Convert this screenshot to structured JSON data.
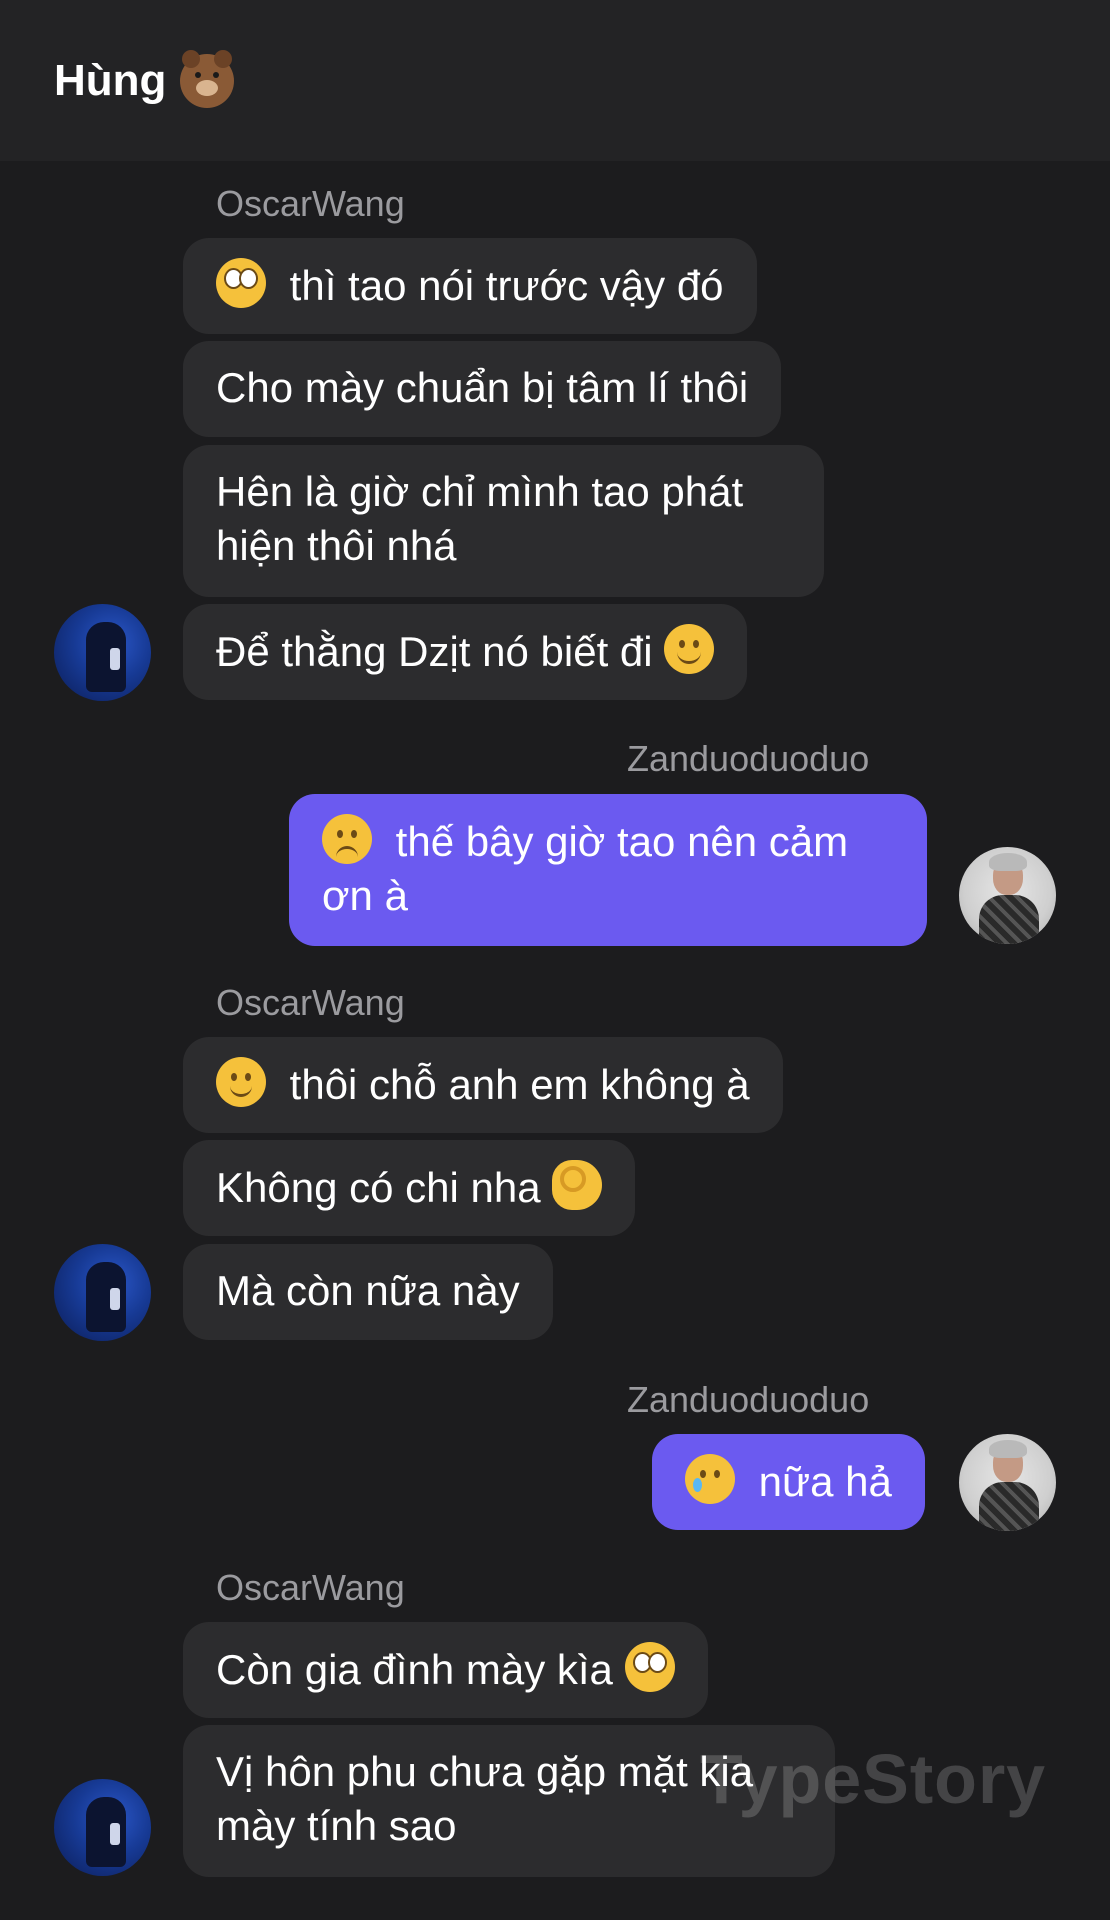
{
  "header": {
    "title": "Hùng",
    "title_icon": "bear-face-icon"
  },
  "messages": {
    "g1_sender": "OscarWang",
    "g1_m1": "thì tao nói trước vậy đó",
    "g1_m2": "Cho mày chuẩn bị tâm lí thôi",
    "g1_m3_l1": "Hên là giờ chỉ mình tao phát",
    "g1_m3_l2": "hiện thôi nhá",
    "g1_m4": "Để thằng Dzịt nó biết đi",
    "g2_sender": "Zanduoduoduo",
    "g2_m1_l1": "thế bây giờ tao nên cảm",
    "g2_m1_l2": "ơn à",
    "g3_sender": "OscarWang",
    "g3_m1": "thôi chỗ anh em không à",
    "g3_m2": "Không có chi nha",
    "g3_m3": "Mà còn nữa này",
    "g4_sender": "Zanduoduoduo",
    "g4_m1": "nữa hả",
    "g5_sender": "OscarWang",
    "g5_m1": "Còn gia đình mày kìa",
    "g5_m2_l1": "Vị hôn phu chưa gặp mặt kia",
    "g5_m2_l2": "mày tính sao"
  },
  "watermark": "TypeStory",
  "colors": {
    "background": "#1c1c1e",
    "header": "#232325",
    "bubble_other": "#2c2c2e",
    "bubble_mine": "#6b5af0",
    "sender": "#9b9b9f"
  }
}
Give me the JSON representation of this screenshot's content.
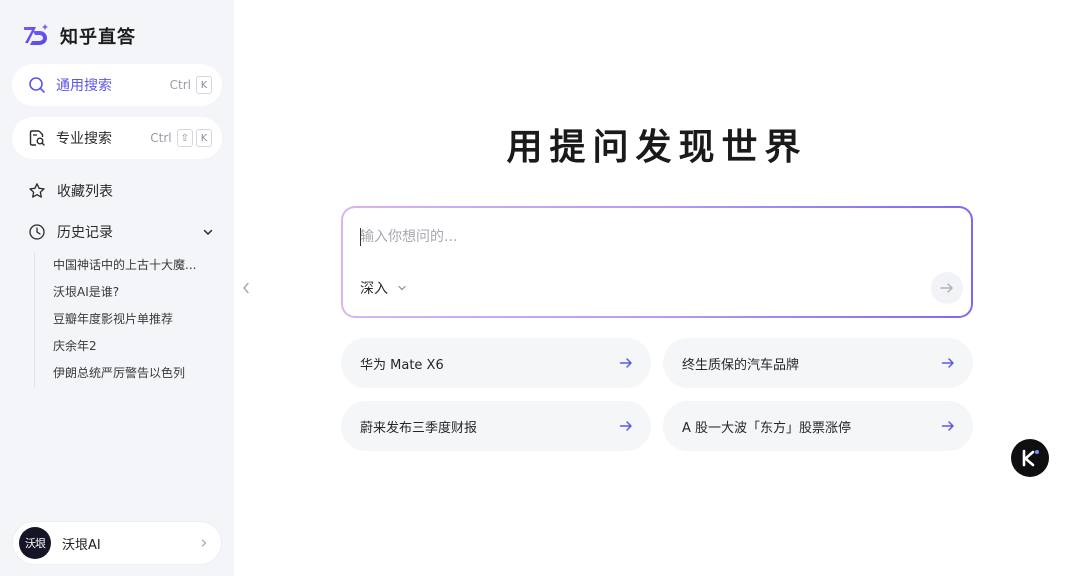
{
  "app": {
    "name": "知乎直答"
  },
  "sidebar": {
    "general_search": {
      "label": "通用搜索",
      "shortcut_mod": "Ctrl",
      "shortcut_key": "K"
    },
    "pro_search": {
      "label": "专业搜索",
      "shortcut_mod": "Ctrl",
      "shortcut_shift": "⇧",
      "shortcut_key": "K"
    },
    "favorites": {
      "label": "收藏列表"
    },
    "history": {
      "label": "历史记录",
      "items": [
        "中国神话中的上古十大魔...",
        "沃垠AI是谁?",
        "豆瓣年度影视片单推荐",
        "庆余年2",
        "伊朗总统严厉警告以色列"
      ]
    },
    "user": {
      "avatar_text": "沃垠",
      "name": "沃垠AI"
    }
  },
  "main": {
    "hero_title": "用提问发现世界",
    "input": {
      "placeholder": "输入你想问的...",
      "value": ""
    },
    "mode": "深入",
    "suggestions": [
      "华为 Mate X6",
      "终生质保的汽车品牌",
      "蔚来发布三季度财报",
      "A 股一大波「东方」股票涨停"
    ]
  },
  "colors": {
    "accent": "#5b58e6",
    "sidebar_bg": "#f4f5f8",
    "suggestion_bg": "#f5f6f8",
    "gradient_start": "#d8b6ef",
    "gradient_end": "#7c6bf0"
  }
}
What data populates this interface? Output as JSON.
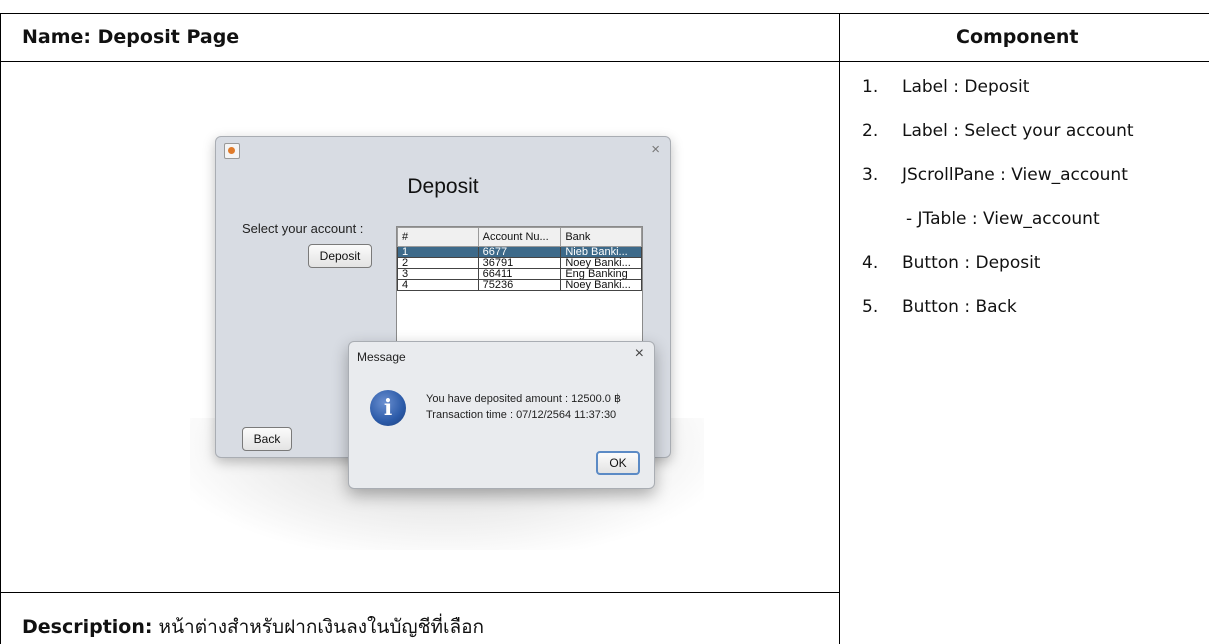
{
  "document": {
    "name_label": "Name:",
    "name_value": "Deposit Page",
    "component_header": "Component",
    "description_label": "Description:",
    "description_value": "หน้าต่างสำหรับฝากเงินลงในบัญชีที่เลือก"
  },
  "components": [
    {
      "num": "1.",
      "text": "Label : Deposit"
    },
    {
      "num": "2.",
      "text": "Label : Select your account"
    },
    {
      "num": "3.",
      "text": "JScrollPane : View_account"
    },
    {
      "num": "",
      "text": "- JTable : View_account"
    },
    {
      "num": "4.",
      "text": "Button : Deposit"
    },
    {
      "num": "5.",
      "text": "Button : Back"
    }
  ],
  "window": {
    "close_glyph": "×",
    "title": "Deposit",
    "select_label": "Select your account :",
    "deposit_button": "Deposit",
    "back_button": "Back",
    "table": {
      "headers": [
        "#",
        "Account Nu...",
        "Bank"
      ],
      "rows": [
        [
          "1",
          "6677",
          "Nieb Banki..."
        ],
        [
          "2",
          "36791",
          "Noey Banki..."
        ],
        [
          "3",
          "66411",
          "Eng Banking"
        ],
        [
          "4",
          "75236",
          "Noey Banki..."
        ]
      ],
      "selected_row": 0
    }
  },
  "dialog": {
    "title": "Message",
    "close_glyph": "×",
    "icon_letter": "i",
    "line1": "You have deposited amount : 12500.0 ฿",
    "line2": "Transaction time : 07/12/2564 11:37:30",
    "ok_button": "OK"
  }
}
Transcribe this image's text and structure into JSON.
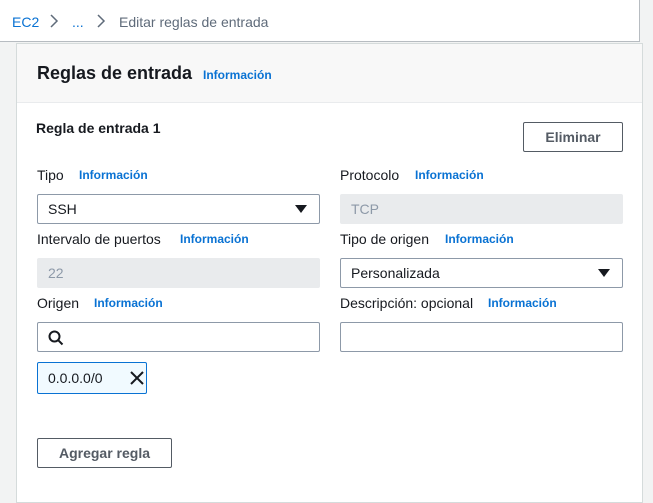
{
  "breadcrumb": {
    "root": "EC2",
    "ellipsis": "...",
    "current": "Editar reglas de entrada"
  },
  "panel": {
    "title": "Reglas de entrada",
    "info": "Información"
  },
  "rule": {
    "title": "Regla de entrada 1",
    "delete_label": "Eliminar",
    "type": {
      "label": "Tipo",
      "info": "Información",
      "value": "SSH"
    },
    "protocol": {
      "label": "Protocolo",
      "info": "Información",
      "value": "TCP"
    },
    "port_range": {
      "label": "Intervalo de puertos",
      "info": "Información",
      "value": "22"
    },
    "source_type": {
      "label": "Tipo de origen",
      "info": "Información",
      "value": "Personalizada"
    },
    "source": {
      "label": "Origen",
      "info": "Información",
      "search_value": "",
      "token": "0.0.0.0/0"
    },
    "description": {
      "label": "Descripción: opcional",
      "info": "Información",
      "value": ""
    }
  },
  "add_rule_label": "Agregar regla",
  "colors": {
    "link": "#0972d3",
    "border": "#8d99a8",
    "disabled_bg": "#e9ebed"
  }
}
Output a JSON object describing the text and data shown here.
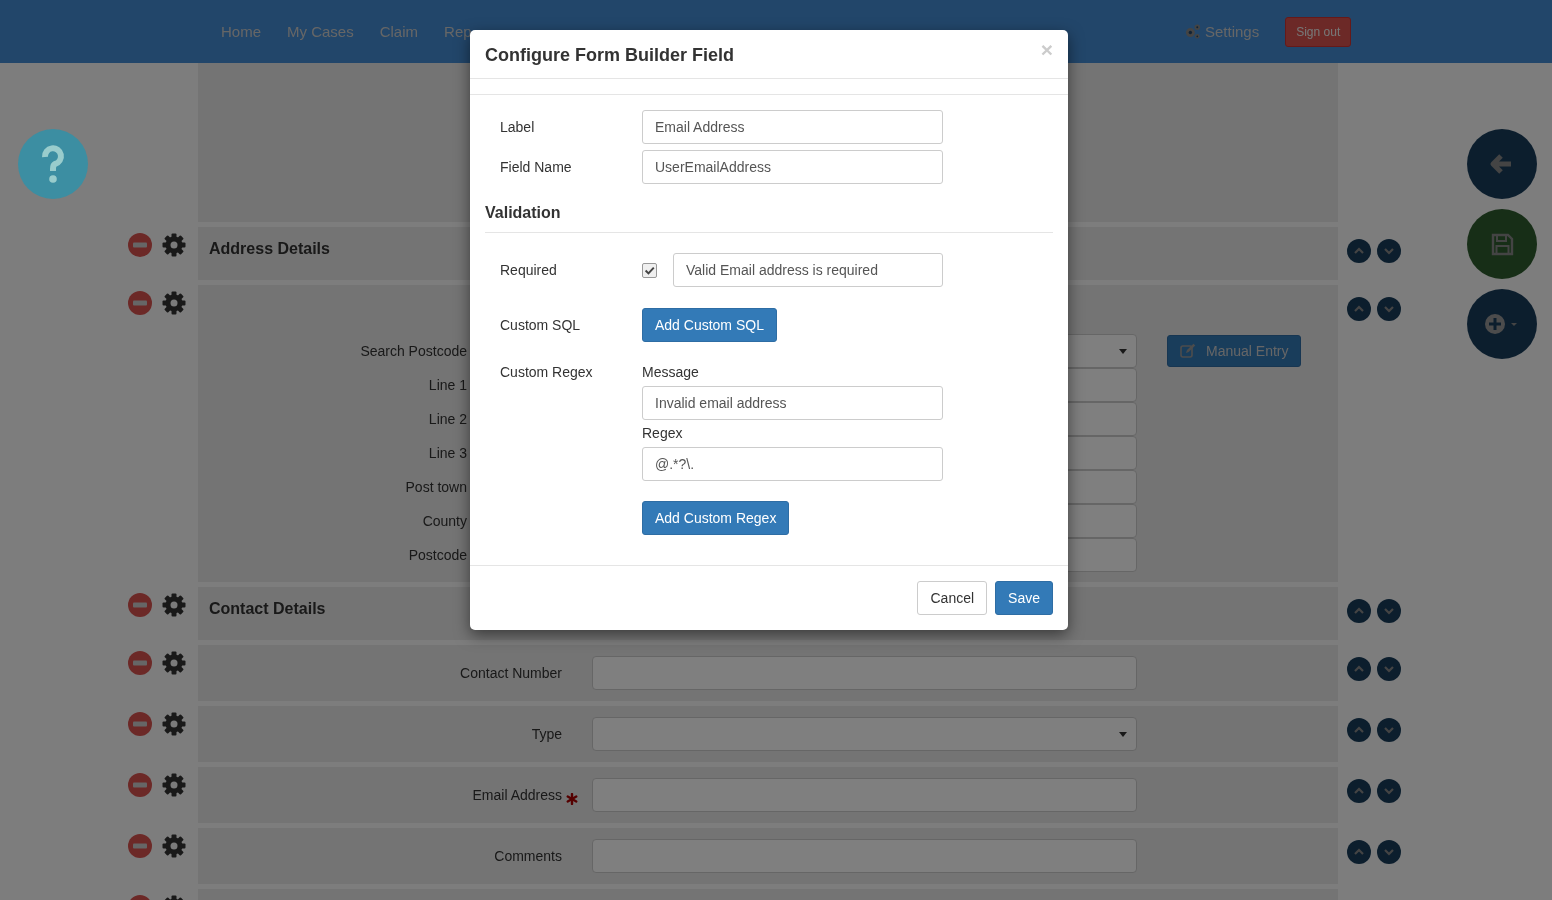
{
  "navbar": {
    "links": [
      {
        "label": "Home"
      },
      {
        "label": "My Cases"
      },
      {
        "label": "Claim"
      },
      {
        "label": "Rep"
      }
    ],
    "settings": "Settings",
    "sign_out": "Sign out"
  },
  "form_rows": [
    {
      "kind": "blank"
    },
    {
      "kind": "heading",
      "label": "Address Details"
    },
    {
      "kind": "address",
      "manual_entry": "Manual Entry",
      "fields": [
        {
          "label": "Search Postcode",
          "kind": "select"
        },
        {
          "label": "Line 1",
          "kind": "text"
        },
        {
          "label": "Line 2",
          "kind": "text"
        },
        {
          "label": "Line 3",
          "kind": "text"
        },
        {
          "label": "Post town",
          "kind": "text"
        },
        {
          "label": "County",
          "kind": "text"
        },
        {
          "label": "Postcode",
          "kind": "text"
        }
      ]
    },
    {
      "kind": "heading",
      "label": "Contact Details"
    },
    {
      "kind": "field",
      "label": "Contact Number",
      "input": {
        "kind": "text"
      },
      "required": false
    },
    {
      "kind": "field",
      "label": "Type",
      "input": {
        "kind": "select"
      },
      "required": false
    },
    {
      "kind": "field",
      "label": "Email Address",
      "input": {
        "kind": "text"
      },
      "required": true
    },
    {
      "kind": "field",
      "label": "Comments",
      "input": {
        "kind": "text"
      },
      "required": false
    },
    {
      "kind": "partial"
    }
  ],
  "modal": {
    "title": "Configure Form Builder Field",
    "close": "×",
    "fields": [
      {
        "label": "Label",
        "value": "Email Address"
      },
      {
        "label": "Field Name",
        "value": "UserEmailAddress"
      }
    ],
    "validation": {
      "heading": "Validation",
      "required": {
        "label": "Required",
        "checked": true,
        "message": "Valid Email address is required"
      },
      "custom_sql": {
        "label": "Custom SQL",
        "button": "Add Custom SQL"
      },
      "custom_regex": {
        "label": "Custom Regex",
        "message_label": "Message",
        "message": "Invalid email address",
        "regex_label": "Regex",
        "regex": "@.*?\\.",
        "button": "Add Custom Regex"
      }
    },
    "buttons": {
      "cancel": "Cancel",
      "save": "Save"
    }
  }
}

• • • •

## EXERCISE DETAILS
Quote everything in the listing above exactly; pictures are the only thing to omit.

## OUTPUT BELOW
Convert this screenshot to structured JSON data.
{
  "header": {
    "title": "Hùng",
    "title_icon": "bear-face-icon"
  },
  "messages": {
    "g1_sender": "OscarWang",
    "g1_m1": "thì tao nói trước vậy đó",
    "g1_m2": "Cho mày chuẩn bị tâm lí thôi",
    "g1_m3_l1": "Hên là giờ chỉ mình tao phát",
    "g1_m3_l2": "hiện thôi nhá",
    "g1_m4": "Để thằng Dzịt nó biết đi",
    "g2_sender": "Zanduoduoduo",
    "g2_m1_l1": "thế bây giờ tao nên cảm",
    "g2_m1_l2": "ơn à",
    "g3_sender": "OscarWang",
    "g3_m1": "thôi chỗ anh em không à",
    "g3_m2": "Không có chi nha",
    "g3_m3": "Mà còn nữa này",
    "g4_sender": "Zanduoduoduo",
    "g4_m1": "nữa hả",
    "g5_sender": "OscarWang",
    "g5_m1": "Còn gia đình mày kìa",
    "g5_m2_l1": "Vị hôn phu chưa gặp mặt kia",
    "g5_m2_l2": "mày tính sao"
  },
  "watermark": "TypeStory",
  "colors": {
    "background": "#1c1c1e",
    "header": "#232325",
    "bubble_other": "#2c2c2e",
    "bubble_mine": "#6b5af0",
    "sender": "#9b9b9f"
  }
}
Give me the JSON representation of this screenshot's content.
{
  "app": {
    "name": "知乎直答"
  },
  "sidebar": {
    "general_search": {
      "label": "通用搜索",
      "shortcut_mod": "Ctrl",
      "shortcut_key": "K"
    },
    "pro_search": {
      "label": "专业搜索",
      "shortcut_mod": "Ctrl",
      "shortcut_shift": "⇧",
      "shortcut_key": "K"
    },
    "favorites": {
      "label": "收藏列表"
    },
    "history": {
      "label": "历史记录",
      "items": [
        "中国神话中的上古十大魔...",
        "沃垠AI是谁?",
        "豆瓣年度影视片单推荐",
        "庆余年2",
        "伊朗总统严厉警告以色列"
      ]
    },
    "user": {
      "avatar_text": "沃垠",
      "name": "沃垠AI"
    }
  },
  "main": {
    "hero_title": "用提问发现世界",
    "input": {
      "placeholder": "输入你想问的...",
      "value": ""
    },
    "mode": "深入",
    "suggestions": [
      "华为 Mate X6",
      "终生质保的汽车品牌",
      "蔚来发布三季度财报",
      "A 股一大波「东方」股票涨停"
    ]
  },
  "colors": {
    "accent": "#5b58e6",
    "sidebar_bg": "#f4f5f8",
    "suggestion_bg": "#f5f6f8",
    "gradient_start": "#d8b6ef",
    "gradient_end": "#7c6bf0"
  }
}
What data populates this interface? Output as JSON.
{
  "document": {
    "name_label": "Name:",
    "name_value": "Deposit Page",
    "component_header": "Component",
    "description_label": "Description:",
    "description_value": "หน้าต่างสำหรับฝากเงินลงในบัญชีที่เลือก"
  },
  "components": [
    {
      "num": "1.",
      "text": "Label : Deposit"
    },
    {
      "num": "2.",
      "text": "Label : Select your account"
    },
    {
      "num": "3.",
      "text": "JScrollPane : View_account"
    },
    {
      "num": "",
      "text": "- JTable : View_account"
    },
    {
      "num": "4.",
      "text": "Button : Deposit"
    },
    {
      "num": "5.",
      "text": "Button : Back"
    }
  ],
  "window": {
    "close_glyph": "×",
    "title": "Deposit",
    "select_label": "Select your account :",
    "deposit_button": "Deposit",
    "back_button": "Back",
    "table": {
      "headers": [
        "#",
        "Account Nu...",
        "Bank"
      ],
      "rows": [
        [
          "1",
          "6677",
          "Nieb Banki..."
        ],
        [
          "2",
          "36791",
          "Noey Banki..."
        ],
        [
          "3",
          "66411",
          "Eng Banking"
        ],
        [
          "4",
          "75236",
          "Noey Banki..."
        ]
      ],
      "selected_row": 0
    }
  },
  "dialog": {
    "title": "Message",
    "close_glyph": "×",
    "icon_letter": "i",
    "line1": "You have deposited amount : 12500.0 ฿",
    "line2": "Transaction time : 07/12/2564 11:37:30",
    "ok_button": "OK"
  }
}
Transcribe this image's text and structure into JSON.
{
  "breadcrumb": {
    "root": "EC2",
    "ellipsis": "...",
    "current": "Editar reglas de entrada"
  },
  "panel": {
    "title": "Reglas de entrada",
    "info": "Información"
  },
  "rule": {
    "title": "Regla de entrada 1",
    "delete_label": "Eliminar",
    "type": {
      "label": "Tipo",
      "info": "Información",
      "value": "SSH"
    },
    "protocol": {
      "label": "Protocolo",
      "info": "Información",
      "value": "TCP"
    },
    "port_range": {
      "label": "Intervalo de puertos",
      "info": "Información",
      "value": "22"
    },
    "source_type": {
      "label": "Tipo de origen",
      "info": "Información",
      "value": "Personalizada"
    },
    "source": {
      "label": "Origen",
      "info": "Información",
      "search_value": "",
      "token": "0.0.0.0/0"
    },
    "description": {
      "label": "Descripción: opcional",
      "info": "Información",
      "value": ""
    }
  },
  "add_rule_label": "Agregar regla",
  "colors": {
    "link": "#0972d3",
    "border": "#8d99a8",
    "disabled_bg": "#e9ebed"
  }
}
Output a JSON object describing the text and data shown here.
{
  "navbar": {
    "links": [
      {
        "label": "Home"
      },
      {
        "label": "My Cases"
      },
      {
        "label": "Claim"
      },
      {
        "label": "Rep"
      }
    ],
    "settings": "Settings",
    "sign_out": "Sign out"
  },
  "form_rows": [
    {
      "kind": "blank"
    },
    {
      "kind": "heading",
      "label": "Address Details"
    },
    {
      "kind": "address",
      "manual_entry": "Manual Entry",
      "fields": [
        {
          "label": "Search Postcode",
          "kind": "select"
        },
        {
          "label": "Line 1",
          "kind": "text"
        },
        {
          "label": "Line 2",
          "kind": "text"
        },
        {
          "label": "Line 3",
          "kind": "text"
        },
        {
          "label": "Post town",
          "kind": "text"
        },
        {
          "label": "County",
          "kind": "text"
        },
        {
          "label": "Postcode",
          "kind": "text"
        }
      ]
    },
    {
      "kind": "heading",
      "label": "Contact Details"
    },
    {
      "kind": "field",
      "label": "Contact Number",
      "input": {
        "kind": "text"
      },
      "required": false
    },
    {
      "kind": "field",
      "label": "Type",
      "input": {
        "kind": "select"
      },
      "required": false
    },
    {
      "kind": "field",
      "label": "Email Address",
      "input": {
        "kind": "text"
      },
      "required": true
    },
    {
      "kind": "field",
      "label": "Comments",
      "input": {
        "kind": "text"
      },
      "required": false
    },
    {
      "kind": "partial"
    }
  ],
  "modal": {
    "title": "Configure Form Builder Field",
    "close": "×",
    "fields": [
      {
        "label": "Label",
        "value": "Email Address"
      },
      {
        "label": "Field Name",
        "value": "UserEmailAddress"
      }
    ],
    "validation": {
      "heading": "Validation",
      "required": {
        "label": "Required",
        "checked": true,
        "message": "Valid Email address is required"
      },
      "custom_sql": {
        "label": "Custom SQL",
        "button": "Add Custom SQL"
      },
      "custom_regex": {
        "label": "Custom Regex",
        "message_label": "Message",
        "message": "Invalid email address",
        "regex_label": "Regex",
        "regex": "@.*?\\.",
        "button": "Add Custom Regex"
      }
    },
    "buttons": {
      "cancel": "Cancel",
      "save": "Save"
    }
  }
}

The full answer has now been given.